··· DATASET EXCERPTS ···

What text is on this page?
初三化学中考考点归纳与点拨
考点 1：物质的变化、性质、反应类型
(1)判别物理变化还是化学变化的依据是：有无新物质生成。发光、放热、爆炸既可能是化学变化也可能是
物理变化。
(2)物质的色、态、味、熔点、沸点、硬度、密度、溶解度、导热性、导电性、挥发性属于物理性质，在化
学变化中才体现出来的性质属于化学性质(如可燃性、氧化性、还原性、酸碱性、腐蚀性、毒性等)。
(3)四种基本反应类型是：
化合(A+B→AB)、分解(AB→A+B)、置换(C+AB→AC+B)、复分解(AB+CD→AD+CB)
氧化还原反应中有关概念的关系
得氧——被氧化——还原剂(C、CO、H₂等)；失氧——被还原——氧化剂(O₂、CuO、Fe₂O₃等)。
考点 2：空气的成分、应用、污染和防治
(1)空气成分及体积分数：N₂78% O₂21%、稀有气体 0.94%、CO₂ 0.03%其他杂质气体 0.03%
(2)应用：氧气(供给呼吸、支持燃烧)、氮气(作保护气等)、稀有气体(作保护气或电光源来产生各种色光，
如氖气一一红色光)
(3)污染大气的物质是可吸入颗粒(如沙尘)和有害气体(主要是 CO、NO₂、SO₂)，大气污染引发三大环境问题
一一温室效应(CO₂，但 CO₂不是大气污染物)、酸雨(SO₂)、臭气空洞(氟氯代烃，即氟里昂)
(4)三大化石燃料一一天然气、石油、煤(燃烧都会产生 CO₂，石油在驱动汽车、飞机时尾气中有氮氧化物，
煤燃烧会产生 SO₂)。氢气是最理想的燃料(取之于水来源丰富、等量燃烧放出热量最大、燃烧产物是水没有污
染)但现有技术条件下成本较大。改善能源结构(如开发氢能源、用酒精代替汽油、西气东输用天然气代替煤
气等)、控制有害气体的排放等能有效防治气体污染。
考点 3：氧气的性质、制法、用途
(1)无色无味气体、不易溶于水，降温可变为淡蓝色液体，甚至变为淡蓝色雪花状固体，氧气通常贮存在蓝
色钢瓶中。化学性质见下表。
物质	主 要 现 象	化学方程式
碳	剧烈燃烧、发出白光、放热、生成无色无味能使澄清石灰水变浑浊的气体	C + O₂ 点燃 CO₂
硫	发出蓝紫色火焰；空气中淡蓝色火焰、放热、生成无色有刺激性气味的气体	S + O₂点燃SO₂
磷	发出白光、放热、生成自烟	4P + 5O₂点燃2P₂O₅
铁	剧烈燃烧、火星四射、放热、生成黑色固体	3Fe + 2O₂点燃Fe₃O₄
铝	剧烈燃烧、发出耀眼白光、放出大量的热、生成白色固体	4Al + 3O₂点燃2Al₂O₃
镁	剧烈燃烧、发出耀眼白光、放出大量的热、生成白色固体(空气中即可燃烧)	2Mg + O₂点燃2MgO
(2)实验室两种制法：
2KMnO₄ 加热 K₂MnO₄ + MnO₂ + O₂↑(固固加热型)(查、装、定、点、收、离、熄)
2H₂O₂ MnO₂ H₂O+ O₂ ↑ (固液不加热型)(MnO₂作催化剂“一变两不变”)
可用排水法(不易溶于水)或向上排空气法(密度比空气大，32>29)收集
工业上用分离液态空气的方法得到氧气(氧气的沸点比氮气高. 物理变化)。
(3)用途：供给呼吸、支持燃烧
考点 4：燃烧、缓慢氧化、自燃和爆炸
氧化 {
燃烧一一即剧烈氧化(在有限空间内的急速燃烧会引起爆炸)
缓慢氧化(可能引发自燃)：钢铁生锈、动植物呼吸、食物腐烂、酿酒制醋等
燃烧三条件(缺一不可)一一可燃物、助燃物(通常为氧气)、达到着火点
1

···

[REQUIRED TASK] Repeat the entries shown above, every one, word for word.

[OUTPUT]
What text is on this page?
初三化学中考考点归纳与点拨
考点 1：物质的变化、性质、反应类型
(1)判别物理变化还是化学变化的依据是：有无新物质生成。发光、放热、爆炸既可能是化学变化也可能是
物理变化。
(2)物质的色、态、味、熔点、沸点、硬度、密度、溶解度、导热性、导电性、挥发性属于物理性质，在化
学变化中才体现出来的性质属于化学性质(如可燃性、氧化性、还原性、酸碱性、腐蚀性、毒性等)。
(3)四种基本反应类型是：
化合(A+B→AB)、分解(AB→A+B)、置换(C+AB→AC+B)、复分解(AB+CD→AD+CB)
氧化还原反应中有关概念的关系
得氧——被氧化——还原剂(C、CO、H₂等)；失氧——被还原——氧化剂(O₂、CuO、Fe₂O₃等)。
考点 2：空气的成分、应用、污染和防治
(1)空气成分及体积分数：N₂78% O₂21%、稀有气体 0.94%、CO₂ 0.03%其他杂质气体 0.03%
(2)应用：氧气(供给呼吸、支持燃烧)、氮气(作保护气等)、稀有气体(作保护气或电光源来产生各种色光，
如氖气一一红色光)
(3)污染大气的物质是可吸入颗粒(如沙尘)和有害气体(主要是 CO、NO₂、SO₂)，大气污染引发三大环境问题
一一温室效应(CO₂，但 CO₂不是大气污染物)、酸雨(SO₂)、臭气空洞(氟氯代烃，即氟里昂)
(4)三大化石燃料一一天然气、石油、煤(燃烧都会产生 CO₂，石油在驱动汽车、飞机时尾气中有氮氧化物，
煤燃烧会产生 SO₂)。氢气是最理想的燃料(取之于水来源丰富、等量燃烧放出热量最大、燃烧产物是水没有污
染)但现有技术条件下成本较大。改善能源结构(如开发氢能源、用酒精代替汽油、西气东输用天然气代替煤
气等)、控制有害气体的排放等能有效防治气体污染。
考点 3：氧气的性质、制法、用途
(1)无色无味气体、不易溶于水，降温可变为淡蓝色液体，甚至变为淡蓝色雪花状固体，氧气通常贮存在蓝
色钢瓶中。化学性质见下表。
物质	主 要 现 象	化学方程式
碳	剧烈燃烧、发出白光、放热、生成无色无味能使澄清石灰水变浑浊的气体	C + O₂ 点燃 CO₂
硫	发出蓝紫色火焰；空气中淡蓝色火焰、放热、生成无色有刺激性气味的气体	S + O₂点燃SO₂
磷	发出白光、放热、生成自烟	4P + 5O₂点燃2P₂O₅
铁	剧烈燃烧、火星四射、放热、生成黑色固体	3Fe + 2O₂点燃Fe₃O₄
铝	剧烈燃烧、发出耀眼白光、放出大量的热、生成白色固体	4Al + 3O₂点燃2Al₂O₃
镁	剧烈燃烧、发出耀眼白光、放出大量的热、生成白色固体(空气中即可燃烧)	2Mg + O₂点燃2MgO
(2)实验室两种制法：
2KMnO₄ 加热 K₂MnO₄ + MnO₂ + O₂↑(固固加热型)(查、装、定、点、收、离、熄)
2H₂O₂ MnO₂ H₂O+ O₂ ↑ (固液不加热型)(MnO₂作催化剂“一变两不变”)
可用排水法(不易溶于水)或向上排空气法(密度比空气大，32>29)收集
工业上用分离液态空气的方法得到氧气(氧气的沸点比氮气高. 物理变化)。
(3)用途：供给呼吸、支持燃烧
考点 4：燃烧、缓慢氧化、自燃和爆炸
氧化 {
燃烧一一即剧烈氧化(在有限空间内的急速燃烧会引起爆炸)
缓慢氧化(可能引发自燃)：钢铁生锈、动植物呼吸、食物腐烂、酿酒制醋等
燃烧三条件(缺一不可)一一可燃物、助燃物(通常为氧气)、达到着火点
1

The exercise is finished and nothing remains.